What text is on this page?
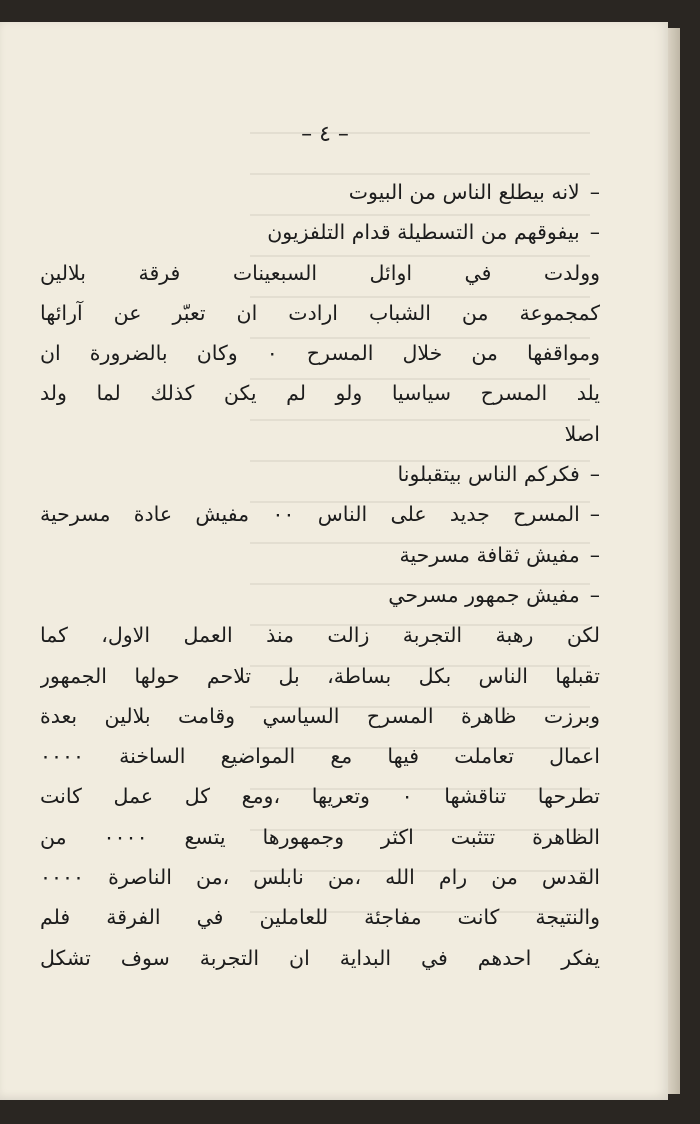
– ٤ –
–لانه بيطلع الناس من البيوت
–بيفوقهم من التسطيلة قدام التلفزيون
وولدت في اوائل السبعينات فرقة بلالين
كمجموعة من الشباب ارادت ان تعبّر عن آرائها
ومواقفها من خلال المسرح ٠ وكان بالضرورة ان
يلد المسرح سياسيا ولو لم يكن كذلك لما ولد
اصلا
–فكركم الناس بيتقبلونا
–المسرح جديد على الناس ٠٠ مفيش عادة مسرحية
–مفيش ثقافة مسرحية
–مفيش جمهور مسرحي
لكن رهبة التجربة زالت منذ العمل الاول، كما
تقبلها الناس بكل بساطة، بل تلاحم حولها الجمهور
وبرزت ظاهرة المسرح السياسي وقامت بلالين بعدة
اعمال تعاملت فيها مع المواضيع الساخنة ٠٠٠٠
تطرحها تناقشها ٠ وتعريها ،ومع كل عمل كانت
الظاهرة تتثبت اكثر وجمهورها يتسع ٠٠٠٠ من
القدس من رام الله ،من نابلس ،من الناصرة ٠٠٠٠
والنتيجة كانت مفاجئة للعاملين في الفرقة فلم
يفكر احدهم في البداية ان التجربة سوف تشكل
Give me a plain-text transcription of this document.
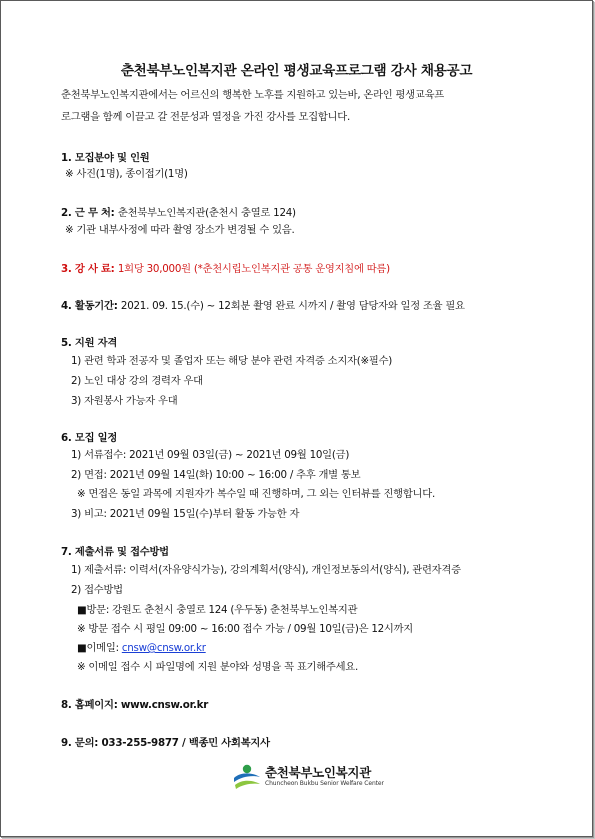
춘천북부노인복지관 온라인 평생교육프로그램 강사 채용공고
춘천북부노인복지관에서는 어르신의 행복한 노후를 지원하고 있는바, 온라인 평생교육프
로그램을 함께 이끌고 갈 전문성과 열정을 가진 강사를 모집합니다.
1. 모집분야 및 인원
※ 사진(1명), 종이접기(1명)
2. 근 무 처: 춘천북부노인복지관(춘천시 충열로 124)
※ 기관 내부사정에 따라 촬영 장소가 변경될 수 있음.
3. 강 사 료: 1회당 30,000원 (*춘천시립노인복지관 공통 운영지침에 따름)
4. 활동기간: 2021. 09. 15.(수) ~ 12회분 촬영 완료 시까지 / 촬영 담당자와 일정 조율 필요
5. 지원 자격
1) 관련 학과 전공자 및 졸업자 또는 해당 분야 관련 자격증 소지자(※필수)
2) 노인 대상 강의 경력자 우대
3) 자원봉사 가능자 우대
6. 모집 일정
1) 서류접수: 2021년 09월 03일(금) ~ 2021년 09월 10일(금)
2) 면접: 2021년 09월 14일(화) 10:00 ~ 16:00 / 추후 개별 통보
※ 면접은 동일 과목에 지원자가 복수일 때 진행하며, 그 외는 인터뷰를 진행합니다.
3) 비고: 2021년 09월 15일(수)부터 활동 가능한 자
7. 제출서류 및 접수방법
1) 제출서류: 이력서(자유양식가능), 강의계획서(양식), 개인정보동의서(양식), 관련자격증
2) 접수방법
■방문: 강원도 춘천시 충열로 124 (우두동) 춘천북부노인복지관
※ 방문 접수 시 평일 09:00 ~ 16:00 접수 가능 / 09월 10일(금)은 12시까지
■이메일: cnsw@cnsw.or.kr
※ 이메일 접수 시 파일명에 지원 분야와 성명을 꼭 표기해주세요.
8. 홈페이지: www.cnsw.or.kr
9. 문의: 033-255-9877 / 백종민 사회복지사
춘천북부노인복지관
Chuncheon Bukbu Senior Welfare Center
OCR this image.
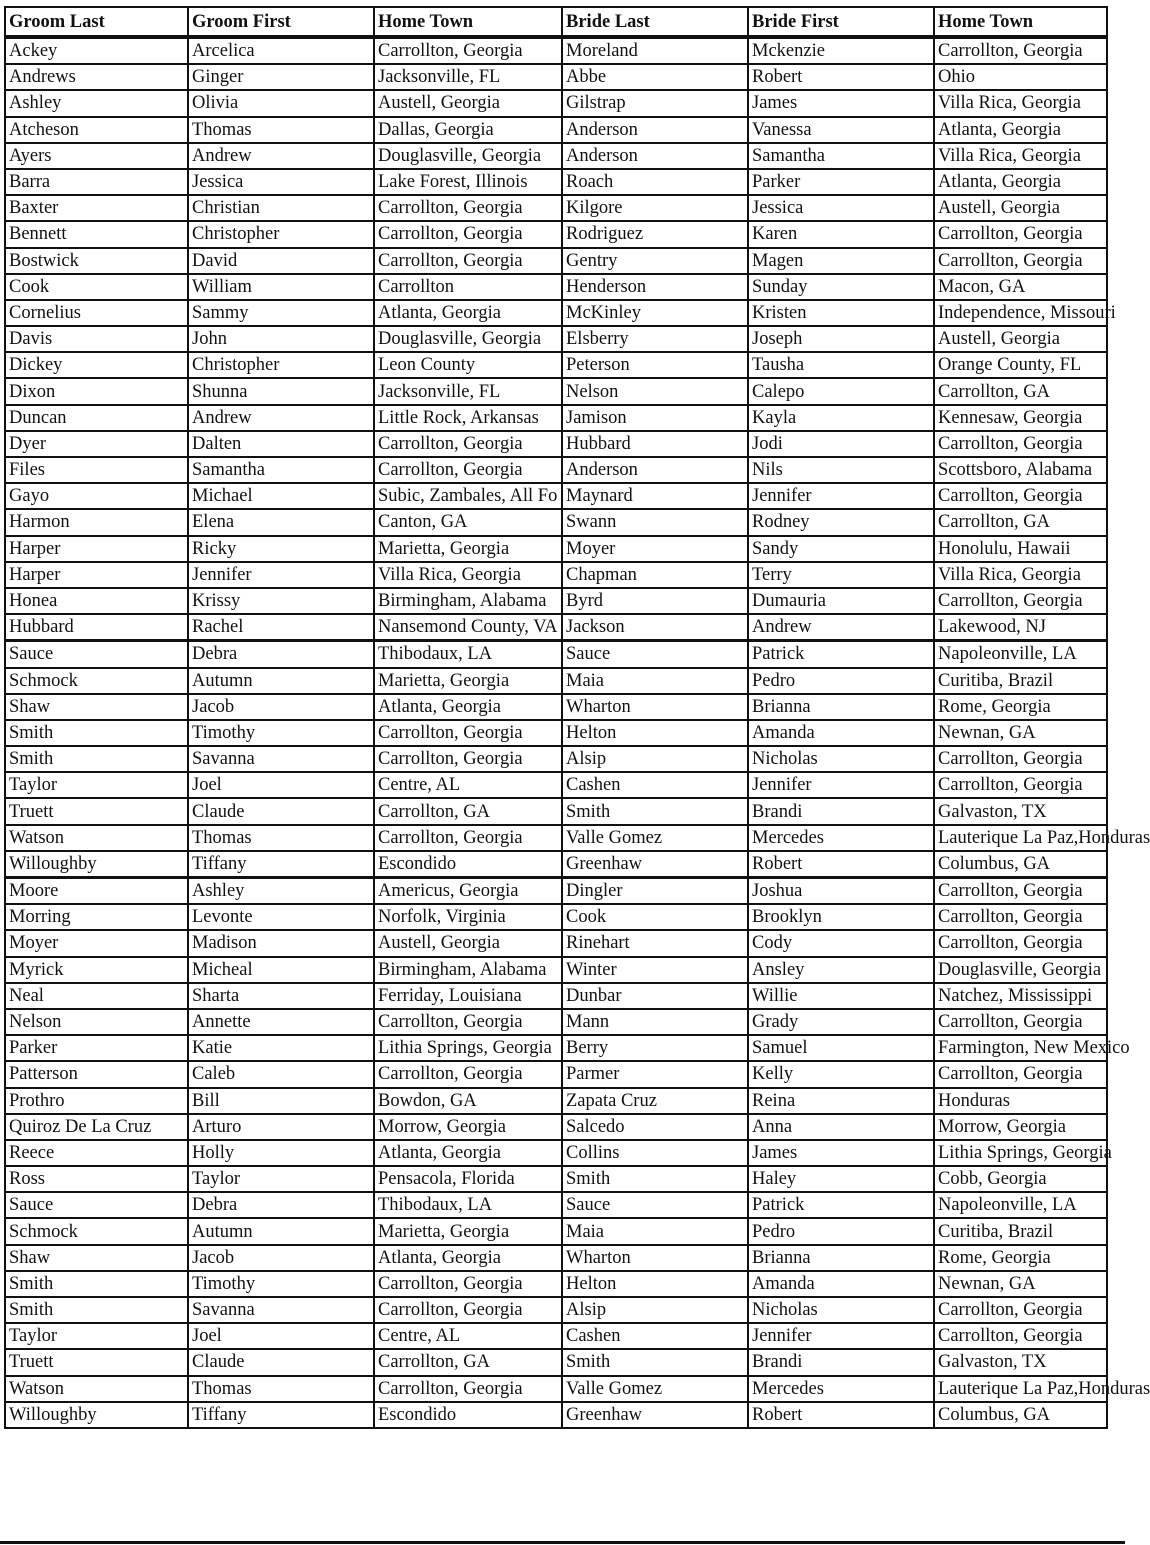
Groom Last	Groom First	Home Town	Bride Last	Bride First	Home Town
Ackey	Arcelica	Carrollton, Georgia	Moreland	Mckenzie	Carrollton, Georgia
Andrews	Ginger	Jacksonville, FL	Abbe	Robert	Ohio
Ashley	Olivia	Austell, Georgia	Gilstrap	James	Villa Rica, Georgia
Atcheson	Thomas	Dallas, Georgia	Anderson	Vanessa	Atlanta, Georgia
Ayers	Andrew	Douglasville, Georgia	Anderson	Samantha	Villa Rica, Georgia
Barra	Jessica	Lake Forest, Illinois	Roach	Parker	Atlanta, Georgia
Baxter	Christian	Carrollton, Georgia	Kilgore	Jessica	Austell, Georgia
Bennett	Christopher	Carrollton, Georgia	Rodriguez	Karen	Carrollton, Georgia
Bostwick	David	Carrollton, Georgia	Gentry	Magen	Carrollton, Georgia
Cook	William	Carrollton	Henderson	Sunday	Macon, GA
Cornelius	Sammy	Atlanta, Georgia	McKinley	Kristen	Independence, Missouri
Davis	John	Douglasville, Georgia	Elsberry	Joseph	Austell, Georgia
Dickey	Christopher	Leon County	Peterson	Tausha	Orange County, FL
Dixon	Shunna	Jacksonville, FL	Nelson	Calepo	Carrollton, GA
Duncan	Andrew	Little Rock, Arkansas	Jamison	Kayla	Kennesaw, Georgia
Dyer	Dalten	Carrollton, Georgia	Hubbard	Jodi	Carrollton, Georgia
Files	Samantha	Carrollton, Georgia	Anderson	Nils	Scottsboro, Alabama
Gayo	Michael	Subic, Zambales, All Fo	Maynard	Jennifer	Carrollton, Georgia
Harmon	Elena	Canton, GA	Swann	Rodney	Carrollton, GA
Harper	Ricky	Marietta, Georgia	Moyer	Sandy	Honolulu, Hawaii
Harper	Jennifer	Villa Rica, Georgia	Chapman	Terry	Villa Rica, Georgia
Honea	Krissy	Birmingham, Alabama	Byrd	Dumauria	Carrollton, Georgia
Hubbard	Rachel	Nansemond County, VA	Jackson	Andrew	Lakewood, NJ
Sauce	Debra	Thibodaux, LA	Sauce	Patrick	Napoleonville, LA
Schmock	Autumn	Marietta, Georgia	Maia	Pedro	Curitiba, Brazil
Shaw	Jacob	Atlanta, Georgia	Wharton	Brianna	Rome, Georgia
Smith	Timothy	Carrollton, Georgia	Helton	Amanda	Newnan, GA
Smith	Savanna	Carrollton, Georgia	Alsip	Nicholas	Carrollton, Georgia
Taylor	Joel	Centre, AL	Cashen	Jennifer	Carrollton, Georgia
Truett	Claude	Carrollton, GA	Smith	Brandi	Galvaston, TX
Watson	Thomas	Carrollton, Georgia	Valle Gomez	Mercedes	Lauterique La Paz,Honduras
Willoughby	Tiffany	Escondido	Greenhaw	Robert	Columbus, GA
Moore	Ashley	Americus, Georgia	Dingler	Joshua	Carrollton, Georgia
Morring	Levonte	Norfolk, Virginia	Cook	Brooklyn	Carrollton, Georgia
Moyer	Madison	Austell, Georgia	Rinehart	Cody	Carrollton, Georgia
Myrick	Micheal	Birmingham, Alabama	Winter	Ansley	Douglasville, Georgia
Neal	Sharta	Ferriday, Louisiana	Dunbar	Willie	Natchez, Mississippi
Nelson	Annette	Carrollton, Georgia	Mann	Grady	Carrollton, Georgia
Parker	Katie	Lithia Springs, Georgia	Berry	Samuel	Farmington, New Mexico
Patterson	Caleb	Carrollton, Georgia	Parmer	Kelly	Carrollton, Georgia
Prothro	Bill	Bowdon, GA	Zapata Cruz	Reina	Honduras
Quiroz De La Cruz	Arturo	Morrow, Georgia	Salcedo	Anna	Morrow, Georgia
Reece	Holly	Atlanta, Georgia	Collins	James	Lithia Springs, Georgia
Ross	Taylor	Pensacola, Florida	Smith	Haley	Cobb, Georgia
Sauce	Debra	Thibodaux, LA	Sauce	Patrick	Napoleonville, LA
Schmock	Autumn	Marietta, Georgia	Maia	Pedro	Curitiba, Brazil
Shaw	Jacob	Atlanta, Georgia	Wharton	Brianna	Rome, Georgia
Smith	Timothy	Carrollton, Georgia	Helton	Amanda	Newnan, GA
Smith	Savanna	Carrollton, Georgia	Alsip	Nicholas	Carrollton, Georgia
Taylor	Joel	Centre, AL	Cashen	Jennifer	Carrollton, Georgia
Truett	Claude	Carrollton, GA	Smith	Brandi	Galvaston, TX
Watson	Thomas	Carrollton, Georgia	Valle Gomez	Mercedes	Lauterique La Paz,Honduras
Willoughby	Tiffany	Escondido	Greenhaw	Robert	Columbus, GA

*GOAL*. Pick out all lines containing the string "التجربة".

*FINAL RESULT*.
لكن رهبة التجربة زالت منذ العمل الاول، كما
يفكر احدهم في البداية ان التجربة سوف تشكل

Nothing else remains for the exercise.